What to work on:
Rewrite every entry below with "legend-label" changed to "legend-text" wherever it appears, keeping everything else the same. Leave the pictures out of your answer.

— begin —

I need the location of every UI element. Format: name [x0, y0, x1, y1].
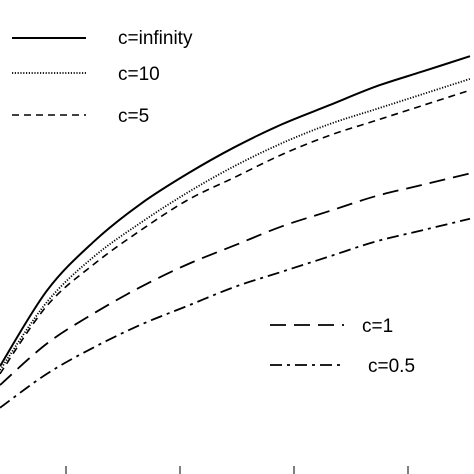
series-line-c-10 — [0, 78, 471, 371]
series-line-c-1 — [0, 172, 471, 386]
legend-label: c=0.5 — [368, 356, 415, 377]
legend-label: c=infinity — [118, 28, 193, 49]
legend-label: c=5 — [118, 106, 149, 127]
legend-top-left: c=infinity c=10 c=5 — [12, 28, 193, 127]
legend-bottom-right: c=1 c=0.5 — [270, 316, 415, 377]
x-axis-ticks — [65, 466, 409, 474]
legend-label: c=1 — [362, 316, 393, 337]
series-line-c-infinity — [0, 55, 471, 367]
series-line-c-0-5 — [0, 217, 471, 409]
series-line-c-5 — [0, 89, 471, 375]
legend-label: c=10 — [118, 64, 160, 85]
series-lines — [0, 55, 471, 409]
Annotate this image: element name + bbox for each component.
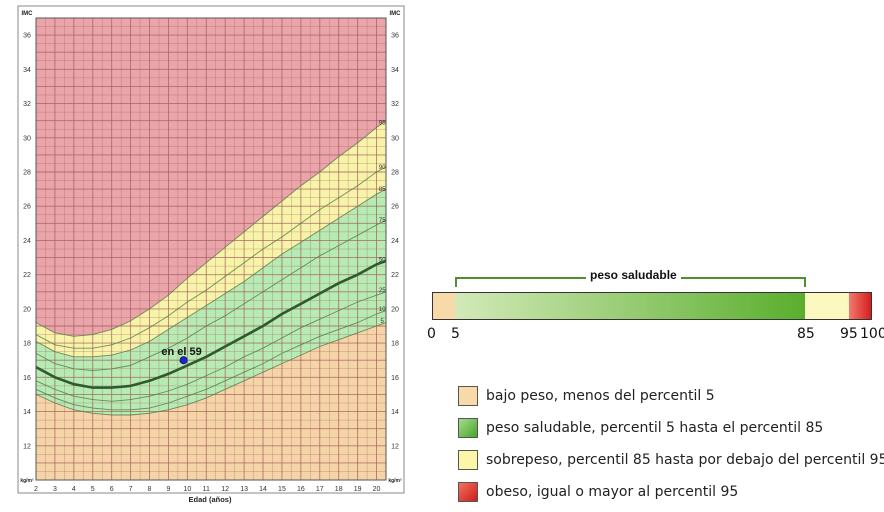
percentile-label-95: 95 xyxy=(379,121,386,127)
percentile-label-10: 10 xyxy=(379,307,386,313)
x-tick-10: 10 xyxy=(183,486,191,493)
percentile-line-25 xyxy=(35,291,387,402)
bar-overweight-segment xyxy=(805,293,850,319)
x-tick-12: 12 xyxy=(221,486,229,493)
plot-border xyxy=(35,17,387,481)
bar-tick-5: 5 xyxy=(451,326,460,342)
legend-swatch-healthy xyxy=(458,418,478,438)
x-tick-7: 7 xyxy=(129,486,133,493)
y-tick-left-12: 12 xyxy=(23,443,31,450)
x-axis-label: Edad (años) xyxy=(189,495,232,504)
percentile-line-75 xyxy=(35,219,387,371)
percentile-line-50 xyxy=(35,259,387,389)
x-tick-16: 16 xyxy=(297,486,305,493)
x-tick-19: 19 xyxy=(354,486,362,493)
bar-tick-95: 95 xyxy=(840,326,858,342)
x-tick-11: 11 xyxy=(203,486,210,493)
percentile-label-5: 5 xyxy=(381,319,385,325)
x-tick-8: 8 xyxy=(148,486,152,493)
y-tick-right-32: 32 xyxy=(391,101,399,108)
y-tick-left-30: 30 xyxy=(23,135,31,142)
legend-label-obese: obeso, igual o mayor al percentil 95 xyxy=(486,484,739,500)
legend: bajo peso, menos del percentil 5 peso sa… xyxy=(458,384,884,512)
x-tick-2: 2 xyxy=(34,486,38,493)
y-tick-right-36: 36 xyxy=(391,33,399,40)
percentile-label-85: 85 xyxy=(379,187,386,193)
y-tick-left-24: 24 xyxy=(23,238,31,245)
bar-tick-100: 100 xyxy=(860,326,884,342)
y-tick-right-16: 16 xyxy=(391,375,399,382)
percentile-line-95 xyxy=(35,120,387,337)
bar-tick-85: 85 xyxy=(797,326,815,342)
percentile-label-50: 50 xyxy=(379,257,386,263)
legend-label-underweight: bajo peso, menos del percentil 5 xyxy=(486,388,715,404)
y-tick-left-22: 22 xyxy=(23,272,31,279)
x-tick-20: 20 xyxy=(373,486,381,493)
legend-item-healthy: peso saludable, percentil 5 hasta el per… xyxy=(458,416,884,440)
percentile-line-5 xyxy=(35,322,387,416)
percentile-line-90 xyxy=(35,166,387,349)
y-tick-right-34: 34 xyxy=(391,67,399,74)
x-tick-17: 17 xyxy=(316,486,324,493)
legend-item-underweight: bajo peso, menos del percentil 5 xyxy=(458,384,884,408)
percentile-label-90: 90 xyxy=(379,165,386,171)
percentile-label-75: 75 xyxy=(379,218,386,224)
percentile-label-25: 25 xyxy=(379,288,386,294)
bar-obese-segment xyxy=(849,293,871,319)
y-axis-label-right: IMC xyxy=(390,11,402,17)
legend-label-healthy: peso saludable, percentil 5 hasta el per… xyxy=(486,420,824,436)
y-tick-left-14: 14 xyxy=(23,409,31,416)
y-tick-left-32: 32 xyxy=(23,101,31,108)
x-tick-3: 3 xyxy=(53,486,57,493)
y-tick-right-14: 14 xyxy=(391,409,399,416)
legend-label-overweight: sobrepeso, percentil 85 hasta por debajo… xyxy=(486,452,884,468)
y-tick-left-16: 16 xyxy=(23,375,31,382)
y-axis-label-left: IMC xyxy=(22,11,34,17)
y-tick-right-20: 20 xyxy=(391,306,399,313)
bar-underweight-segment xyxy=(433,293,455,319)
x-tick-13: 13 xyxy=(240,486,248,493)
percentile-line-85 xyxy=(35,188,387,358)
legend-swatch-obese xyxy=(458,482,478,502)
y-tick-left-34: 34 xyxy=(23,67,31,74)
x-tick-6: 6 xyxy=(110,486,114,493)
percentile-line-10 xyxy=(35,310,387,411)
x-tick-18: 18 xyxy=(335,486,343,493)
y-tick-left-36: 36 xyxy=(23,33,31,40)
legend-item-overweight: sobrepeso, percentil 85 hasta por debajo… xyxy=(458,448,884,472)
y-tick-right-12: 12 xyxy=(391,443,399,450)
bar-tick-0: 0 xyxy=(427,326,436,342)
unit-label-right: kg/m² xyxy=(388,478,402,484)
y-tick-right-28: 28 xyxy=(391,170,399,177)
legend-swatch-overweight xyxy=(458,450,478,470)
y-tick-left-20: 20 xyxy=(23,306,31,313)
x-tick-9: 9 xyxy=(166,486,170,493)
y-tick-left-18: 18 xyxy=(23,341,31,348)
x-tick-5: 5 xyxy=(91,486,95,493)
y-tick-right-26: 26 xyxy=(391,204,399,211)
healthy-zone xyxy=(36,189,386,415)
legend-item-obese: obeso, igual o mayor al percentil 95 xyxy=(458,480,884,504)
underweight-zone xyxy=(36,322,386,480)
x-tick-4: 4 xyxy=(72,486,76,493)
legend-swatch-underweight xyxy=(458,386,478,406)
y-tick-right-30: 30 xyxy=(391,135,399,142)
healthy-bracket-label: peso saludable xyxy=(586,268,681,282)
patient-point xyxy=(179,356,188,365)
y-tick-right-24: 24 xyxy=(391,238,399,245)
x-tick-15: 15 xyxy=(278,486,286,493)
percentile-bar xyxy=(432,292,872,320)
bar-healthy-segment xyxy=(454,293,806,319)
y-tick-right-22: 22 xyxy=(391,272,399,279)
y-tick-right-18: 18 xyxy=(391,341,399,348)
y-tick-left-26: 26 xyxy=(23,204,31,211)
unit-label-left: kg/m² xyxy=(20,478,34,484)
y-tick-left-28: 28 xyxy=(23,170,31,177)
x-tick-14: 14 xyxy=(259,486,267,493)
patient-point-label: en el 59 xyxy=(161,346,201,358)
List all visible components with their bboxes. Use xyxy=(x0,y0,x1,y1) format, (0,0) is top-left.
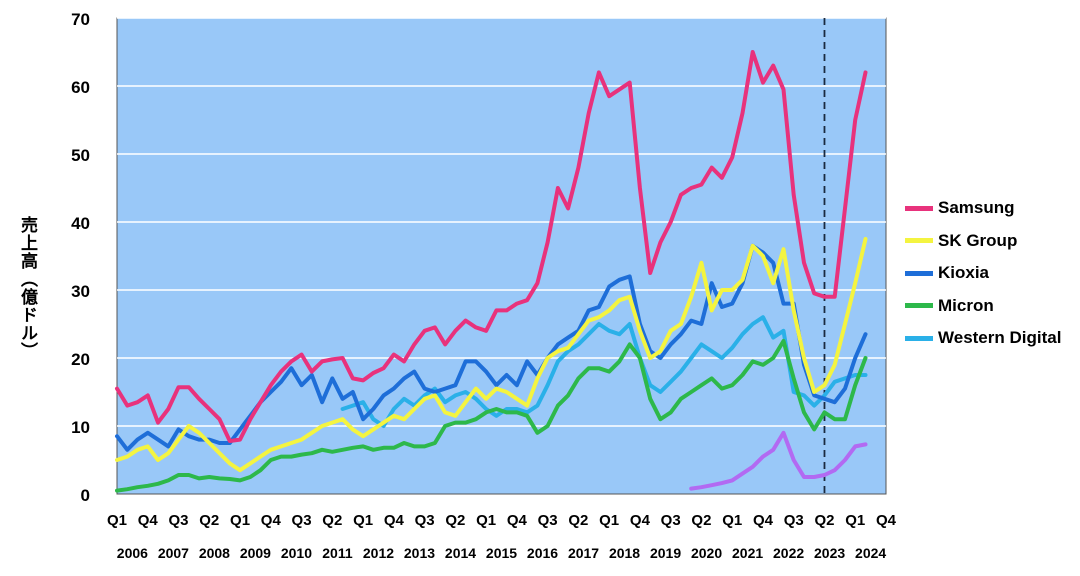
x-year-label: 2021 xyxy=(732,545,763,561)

— end —

Task output:
I need the location of every UI element. Format: name [x0, y0, x1, y1].
series-line-c-10 — [0, 78, 471, 371]
series-line-c-1 — [0, 172, 471, 386]
legend-text: c=0.5 — [368, 356, 415, 377]
legend-text: c=infinity — [118, 28, 193, 49]
legend-text: c=5 — [118, 106, 149, 127]
legend-top-left: c=infinity c=10 c=5 — [12, 28, 193, 127]
legend-bottom-right: c=1 c=0.5 — [270, 316, 415, 377]
x-axis-ticks — [65, 466, 409, 474]
legend-text: c=1 — [362, 316, 393, 337]
series-line-c-infinity — [0, 55, 471, 367]
series-line-c-0-5 — [0, 217, 471, 409]
series-line-c-5 — [0, 89, 471, 375]
legend-text: c=10 — [118, 64, 160, 85]
series-lines — [0, 55, 471, 409]
Annotate this image: element name + bbox for each component.
percentile-label-95: 95 xyxy=(379,121,386,127)
percentile-label-10: 10 xyxy=(379,307,386,313)
x-tick-10: 10 xyxy=(183,486,191,493)
percentile-line-25 xyxy=(35,291,387,402)
bar-overweight-segment xyxy=(805,293,850,319)
x-tick-12: 12 xyxy=(221,486,229,493)
plot-border xyxy=(35,17,387,481)
bar-tick-5: 5 xyxy=(451,326,460,342)
legend-swatch-healthy xyxy=(458,418,478,438)
x-tick-7: 7 xyxy=(129,486,133,493)
y-tick-left-12: 12 xyxy=(23,443,31,450)
x-axis-label: Edad (años) xyxy=(189,495,232,504)
percentile-line-75 xyxy=(35,219,387,371)
percentile-line-50 xyxy=(35,259,387,389)
x-tick-16: 16 xyxy=(297,486,305,493)
x-tick-19: 19 xyxy=(354,486,362,493)
bar-tick-95: 95 xyxy=(840,326,858,342)
x-tick-11: 11 xyxy=(203,486,210,493)
percentile-label-5: 5 xyxy=(381,319,385,325)
x-tick-8: 8 xyxy=(148,486,152,493)
y-tick-right-32: 32 xyxy=(391,101,399,108)
y-tick-left-30: 30 xyxy=(23,135,31,142)
legend-text-obese: obeso, igual o mayor al percentil 95 xyxy=(486,484,739,500)
legend: bajo peso, menos del percentil 5 peso sa… xyxy=(458,384,884,512)
x-tick-2: 2 xyxy=(34,486,38,493)
y-tick-right-36: 36 xyxy=(391,33,399,40)
percentile-label-85: 85 xyxy=(379,187,386,193)
y-tick-left-24: 24 xyxy=(23,238,31,245)
bar-tick-100: 100 xyxy=(860,326,884,342)
y-tick-right-16: 16 xyxy=(391,375,399,382)
percentile-line-95 xyxy=(35,120,387,337)
bar-tick-85: 85 xyxy=(797,326,815,342)
percentile-label-50: 50 xyxy=(379,257,386,263)
legend-text-underweight: bajo peso, menos del percentil 5 xyxy=(486,388,715,404)
y-tick-left-22: 22 xyxy=(23,272,31,279)
x-tick-20: 20 xyxy=(373,486,381,493)
legend-item-healthy: peso saludable, percentil 5 hasta el per… xyxy=(458,416,884,440)
percentile-line-5 xyxy=(35,322,387,416)
percentile-line-90 xyxy=(35,166,387,349)
y-tick-right-34: 34 xyxy=(391,67,399,74)
x-tick-17: 17 xyxy=(316,486,324,493)
legend-item-underweight: bajo peso, menos del percentil 5 xyxy=(458,384,884,408)
percentile-label-90: 90 xyxy=(379,165,386,171)
percentile-label-75: 75 xyxy=(379,218,386,224)
percentile-label-25: 25 xyxy=(379,288,386,294)
bar-obese-segment xyxy=(849,293,871,319)
y-axis-label-right: IMC xyxy=(390,11,402,17)
legend-text-healthy: peso saludable, percentil 5 hasta el per… xyxy=(486,420,824,436)
y-tick-left-14: 14 xyxy=(23,409,31,416)
y-tick-left-32: 32 xyxy=(23,101,31,108)
x-tick-3: 3 xyxy=(53,486,57,493)
y-tick-right-14: 14 xyxy=(391,409,399,416)
legend-text-overweight: sobrepeso, percentil 85 hasta por debajo… xyxy=(486,452,884,468)
y-tick-left-16: 16 xyxy=(23,375,31,382)
y-axis-label-left: IMC xyxy=(22,11,34,17)
y-tick-right-20: 20 xyxy=(391,306,399,313)
bar-underweight-segment xyxy=(433,293,455,319)
x-tick-13: 13 xyxy=(240,486,248,493)
percentile-line-85 xyxy=(35,188,387,358)
legend-swatch-obese xyxy=(458,482,478,502)
y-tick-left-34: 34 xyxy=(23,67,31,74)
x-tick-6: 6 xyxy=(110,486,114,493)
percentile-line-10 xyxy=(35,310,387,411)
x-tick-18: 18 xyxy=(335,486,343,493)
y-tick-left-36: 36 xyxy=(23,33,31,40)
legend-item-overweight: sobrepeso, percentil 85 hasta por debajo… xyxy=(458,448,884,472)
y-tick-right-12: 12 xyxy=(391,443,399,450)
bar-tick-0: 0 xyxy=(427,326,436,342)
unit-label-right: kg/m² xyxy=(388,478,402,484)
y-tick-right-28: 28 xyxy=(391,170,399,177)
legend-swatch-overweight xyxy=(458,450,478,470)
y-tick-left-20: 20 xyxy=(23,306,31,313)
x-tick-9: 9 xyxy=(166,486,170,493)
y-tick-left-18: 18 xyxy=(23,341,31,348)
x-tick-5: 5 xyxy=(91,486,95,493)
y-tick-right-26: 26 xyxy=(391,204,399,211)
healthy-zone xyxy=(36,189,386,415)
legend-item-obese: obeso, igual o mayor al percentil 95 xyxy=(458,480,884,504)
underweight-zone xyxy=(36,322,386,480)
x-tick-4: 4 xyxy=(72,486,76,493)
legend-swatch-underweight xyxy=(458,386,478,406)
y-tick-right-30: 30 xyxy=(391,135,399,142)
healthy-bracket-label: peso saludable xyxy=(586,268,681,282)
patient-point xyxy=(179,356,188,365)
y-tick-right-24: 24 xyxy=(391,238,399,245)
x-tick-15: 15 xyxy=(278,486,286,493)
percentile-bar xyxy=(432,292,872,320)
bar-healthy-segment xyxy=(454,293,806,319)
y-tick-right-22: 22 xyxy=(391,272,399,279)
y-tick-right-18: 18 xyxy=(391,341,399,348)
y-tick-left-26: 26 xyxy=(23,204,31,211)
unit-label-left: kg/m² xyxy=(20,478,34,484)
y-tick-left-28: 28 xyxy=(23,170,31,177)
x-tick-14: 14 xyxy=(259,486,267,493)
patient-point-label: en el 59 xyxy=(161,346,201,358)
List all visible components with their bboxes. Use xyxy=(x0,y0,x1,y1) format, (0,0) is top-left.
x-year-label: 2021 xyxy=(732,545,763,561)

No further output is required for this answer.